Dataset rows:

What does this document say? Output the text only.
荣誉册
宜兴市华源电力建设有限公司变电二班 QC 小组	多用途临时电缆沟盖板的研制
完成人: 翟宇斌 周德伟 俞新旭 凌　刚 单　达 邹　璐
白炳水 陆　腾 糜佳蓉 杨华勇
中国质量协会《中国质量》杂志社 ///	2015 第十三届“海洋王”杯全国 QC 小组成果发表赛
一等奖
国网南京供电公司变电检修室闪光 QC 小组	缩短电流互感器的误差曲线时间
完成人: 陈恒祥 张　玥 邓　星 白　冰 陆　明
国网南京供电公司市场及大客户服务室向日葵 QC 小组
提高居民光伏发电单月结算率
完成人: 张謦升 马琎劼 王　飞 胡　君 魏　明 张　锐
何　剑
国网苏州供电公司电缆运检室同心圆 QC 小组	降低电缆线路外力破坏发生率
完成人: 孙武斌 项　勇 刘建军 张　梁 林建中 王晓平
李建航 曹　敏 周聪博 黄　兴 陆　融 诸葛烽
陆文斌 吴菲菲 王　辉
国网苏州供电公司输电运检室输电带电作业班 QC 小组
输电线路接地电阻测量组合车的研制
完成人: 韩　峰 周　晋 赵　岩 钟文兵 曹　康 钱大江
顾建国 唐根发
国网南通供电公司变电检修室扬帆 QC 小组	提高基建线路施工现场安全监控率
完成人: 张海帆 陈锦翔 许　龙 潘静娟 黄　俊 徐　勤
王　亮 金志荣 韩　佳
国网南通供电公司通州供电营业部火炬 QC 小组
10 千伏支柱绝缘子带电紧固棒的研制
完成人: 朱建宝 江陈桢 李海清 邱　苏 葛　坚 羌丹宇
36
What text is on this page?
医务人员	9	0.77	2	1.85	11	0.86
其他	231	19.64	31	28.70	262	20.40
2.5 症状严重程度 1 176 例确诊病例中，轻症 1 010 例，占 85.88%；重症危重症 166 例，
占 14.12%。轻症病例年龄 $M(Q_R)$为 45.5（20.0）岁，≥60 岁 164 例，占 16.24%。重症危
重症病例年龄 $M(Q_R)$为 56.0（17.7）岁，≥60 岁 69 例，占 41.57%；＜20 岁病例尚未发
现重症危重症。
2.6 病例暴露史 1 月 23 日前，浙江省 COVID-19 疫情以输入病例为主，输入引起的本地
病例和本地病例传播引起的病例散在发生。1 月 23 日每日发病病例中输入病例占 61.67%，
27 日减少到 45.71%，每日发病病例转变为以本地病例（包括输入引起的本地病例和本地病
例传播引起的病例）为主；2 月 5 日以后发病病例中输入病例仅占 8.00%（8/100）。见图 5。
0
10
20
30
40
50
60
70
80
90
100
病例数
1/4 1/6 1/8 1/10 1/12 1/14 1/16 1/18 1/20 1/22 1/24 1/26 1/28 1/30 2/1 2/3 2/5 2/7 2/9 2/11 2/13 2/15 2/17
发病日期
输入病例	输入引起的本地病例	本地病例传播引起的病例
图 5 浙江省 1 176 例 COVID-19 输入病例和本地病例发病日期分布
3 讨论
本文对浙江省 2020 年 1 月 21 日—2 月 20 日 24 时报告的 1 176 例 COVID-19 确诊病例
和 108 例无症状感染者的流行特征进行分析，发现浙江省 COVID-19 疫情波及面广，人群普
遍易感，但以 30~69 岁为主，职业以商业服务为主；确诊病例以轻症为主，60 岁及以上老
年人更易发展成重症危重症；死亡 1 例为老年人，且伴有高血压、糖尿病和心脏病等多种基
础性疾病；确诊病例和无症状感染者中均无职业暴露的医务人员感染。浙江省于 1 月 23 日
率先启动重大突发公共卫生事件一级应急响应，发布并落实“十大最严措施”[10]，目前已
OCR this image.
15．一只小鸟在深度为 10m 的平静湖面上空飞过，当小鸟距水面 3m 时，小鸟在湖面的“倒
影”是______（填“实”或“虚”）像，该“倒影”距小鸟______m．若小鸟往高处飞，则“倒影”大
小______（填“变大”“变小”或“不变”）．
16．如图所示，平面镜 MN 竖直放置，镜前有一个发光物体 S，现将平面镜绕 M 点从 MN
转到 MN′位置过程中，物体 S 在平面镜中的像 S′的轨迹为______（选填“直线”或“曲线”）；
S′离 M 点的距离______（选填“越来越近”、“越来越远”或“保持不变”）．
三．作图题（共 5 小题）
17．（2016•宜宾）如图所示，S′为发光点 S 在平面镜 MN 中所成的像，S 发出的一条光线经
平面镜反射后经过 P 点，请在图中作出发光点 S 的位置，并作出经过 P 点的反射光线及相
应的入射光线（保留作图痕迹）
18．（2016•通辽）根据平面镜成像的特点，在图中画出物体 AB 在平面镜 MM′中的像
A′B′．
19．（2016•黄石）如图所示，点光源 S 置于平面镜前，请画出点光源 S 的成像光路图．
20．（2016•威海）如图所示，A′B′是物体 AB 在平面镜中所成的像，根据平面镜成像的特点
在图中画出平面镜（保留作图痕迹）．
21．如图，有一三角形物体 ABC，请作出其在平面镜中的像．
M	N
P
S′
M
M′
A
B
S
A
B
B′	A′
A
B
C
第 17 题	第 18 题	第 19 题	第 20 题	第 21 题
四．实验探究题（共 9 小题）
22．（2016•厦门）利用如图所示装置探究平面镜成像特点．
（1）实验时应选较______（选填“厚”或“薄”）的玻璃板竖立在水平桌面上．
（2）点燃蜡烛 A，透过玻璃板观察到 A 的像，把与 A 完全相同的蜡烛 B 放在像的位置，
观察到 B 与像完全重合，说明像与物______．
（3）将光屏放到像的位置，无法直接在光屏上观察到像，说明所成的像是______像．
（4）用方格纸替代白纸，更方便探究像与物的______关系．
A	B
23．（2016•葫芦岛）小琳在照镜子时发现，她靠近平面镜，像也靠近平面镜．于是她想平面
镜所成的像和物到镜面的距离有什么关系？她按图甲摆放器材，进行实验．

What you need to do: Copy each record from above without leaving any out.

Result of the exercise:
What does this document say? Output the text only.
荣誉册
宜兴市华源电力建设有限公司变电二班 QC 小组	多用途临时电缆沟盖板的研制
完成人: 翟宇斌 周德伟 俞新旭 凌　刚 单　达 邹　璐
白炳水 陆　腾 糜佳蓉 杨华勇
中国质量协会《中国质量》杂志社 ///	2015 第十三届“海洋王”杯全国 QC 小组成果发表赛
一等奖
国网南京供电公司变电检修室闪光 QC 小组	缩短电流互感器的误差曲线时间
完成人: 陈恒祥 张　玥 邓　星 白　冰 陆　明
国网南京供电公司市场及大客户服务室向日葵 QC 小组
提高居民光伏发电单月结算率
完成人: 张謦升 马琎劼 王　飞 胡　君 魏　明 张　锐
何　剑
国网苏州供电公司电缆运检室同心圆 QC 小组	降低电缆线路外力破坏发生率
完成人: 孙武斌 项　勇 刘建军 张　梁 林建中 王晓平
李建航 曹　敏 周聪博 黄　兴 陆　融 诸葛烽
陆文斌 吴菲菲 王　辉
国网苏州供电公司输电运检室输电带电作业班 QC 小组
输电线路接地电阻测量组合车的研制
完成人: 韩　峰 周　晋 赵　岩 钟文兵 曹　康 钱大江
顾建国 唐根发
国网南通供电公司变电检修室扬帆 QC 小组	提高基建线路施工现场安全监控率
完成人: 张海帆 陈锦翔 许　龙 潘静娟 黄　俊 徐　勤
王　亮 金志荣 韩　佳
国网南通供电公司通州供电营业部火炬 QC 小组
10 千伏支柱绝缘子带电紧固棒的研制
完成人: 朱建宝 江陈桢 李海清 邱　苏 葛　坚 羌丹宇
36
What text is on this page?
医务人员	9	0.77	2	1.85	11	0.86
其他	231	19.64	31	28.70	262	20.40
2.5 症状严重程度 1 176 例确诊病例中，轻症 1 010 例，占 85.88%；重症危重症 166 例，
占 14.12%。轻症病例年龄 $M(Q_R)$为 45.5（20.0）岁，≥60 岁 164 例，占 16.24%。重症危
重症病例年龄 $M(Q_R)$为 56.0（17.7）岁，≥60 岁 69 例，占 41.57%；＜20 岁病例尚未发
现重症危重症。
2.6 病例暴露史 1 月 23 日前，浙江省 COVID-19 疫情以输入病例为主，输入引起的本地
病例和本地病例传播引起的病例散在发生。1 月 23 日每日发病病例中输入病例占 61.67%，
27 日减少到 45.71%，每日发病病例转变为以本地病例（包括输入引起的本地病例和本地病
例传播引起的病例）为主；2 月 5 日以后发病病例中输入病例仅占 8.00%（8/100）。见图 5。
0
10
20
30
40
50
60
70
80
90
100
病例数
1/4 1/6 1/8 1/10 1/12 1/14 1/16 1/18 1/20 1/22 1/24 1/26 1/28 1/30 2/1 2/3 2/5 2/7 2/9 2/11 2/13 2/15 2/17
发病日期
输入病例	输入引起的本地病例	本地病例传播引起的病例
图 5 浙江省 1 176 例 COVID-19 输入病例和本地病例发病日期分布
3 讨论
本文对浙江省 2020 年 1 月 21 日—2 月 20 日 24 时报告的 1 176 例 COVID-19 确诊病例
和 108 例无症状感染者的流行特征进行分析，发现浙江省 COVID-19 疫情波及面广，人群普
遍易感，但以 30~69 岁为主，职业以商业服务为主；确诊病例以轻症为主，60 岁及以上老
年人更易发展成重症危重症；死亡 1 例为老年人，且伴有高血压、糖尿病和心脏病等多种基
础性疾病；确诊病例和无症状感染者中均无职业暴露的医务人员感染。浙江省于 1 月 23 日
率先启动重大突发公共卫生事件一级应急响应，发布并落实“十大最严措施”[10]，目前已
OCR this image.
15．一只小鸟在深度为 10m 的平静湖面上空飞过，当小鸟距水面 3m 时，小鸟在湖面的“倒
影”是______（填“实”或“虚”）像，该“倒影”距小鸟______m．若小鸟往高处飞，则“倒影”大
小______（填“变大”“变小”或“不变”）．
16．如图所示，平面镜 MN 竖直放置，镜前有一个发光物体 S，现将平面镜绕 M 点从 MN
转到 MN′位置过程中，物体 S 在平面镜中的像 S′的轨迹为______（选填“直线”或“曲线”）；
S′离 M 点的距离______（选填“越来越近”、“越来越远”或“保持不变”）．
三．作图题（共 5 小题）
17．（2016•宜宾）如图所示，S′为发光点 S 在平面镜 MN 中所成的像，S 发出的一条光线经
平面镜反射后经过 P 点，请在图中作出发光点 S 的位置，并作出经过 P 点的反射光线及相
应的入射光线（保留作图痕迹）
18．（2016•通辽）根据平面镜成像的特点，在图中画出物体 AB 在平面镜 MM′中的像
A′B′．
19．（2016•黄石）如图所示，点光源 S 置于平面镜前，请画出点光源 S 的成像光路图．
20．（2016•威海）如图所示，A′B′是物体 AB 在平面镜中所成的像，根据平面镜成像的特点
在图中画出平面镜（保留作图痕迹）．
21．如图，有一三角形物体 ABC，请作出其在平面镜中的像．
M	N
P
S′
M
M′
A
B
S
A
B
B′	A′
A
B
C
第 17 题	第 18 题	第 19 题	第 20 题	第 21 题
四．实验探究题（共 9 小题）
22．（2016•厦门）利用如图所示装置探究平面镜成像特点．
（1）实验时应选较______（选填“厚”或“薄”）的玻璃板竖立在水平桌面上．
（2）点燃蜡烛 A，透过玻璃板观察到 A 的像，把与 A 完全相同的蜡烛 B 放在像的位置，
观察到 B 与像完全重合，说明像与物______．
（3）将光屏放到像的位置，无法直接在光屏上观察到像，说明所成的像是______像．
（4）用方格纸替代白纸，更方便探究像与物的______关系．
A	B
23．（2016•葫芦岛）小琳在照镜子时发现，她靠近平面镜，像也靠近平面镜．于是她想平面
镜所成的像和物到镜面的距离有什么关系？她按图甲摆放器材，进行实验．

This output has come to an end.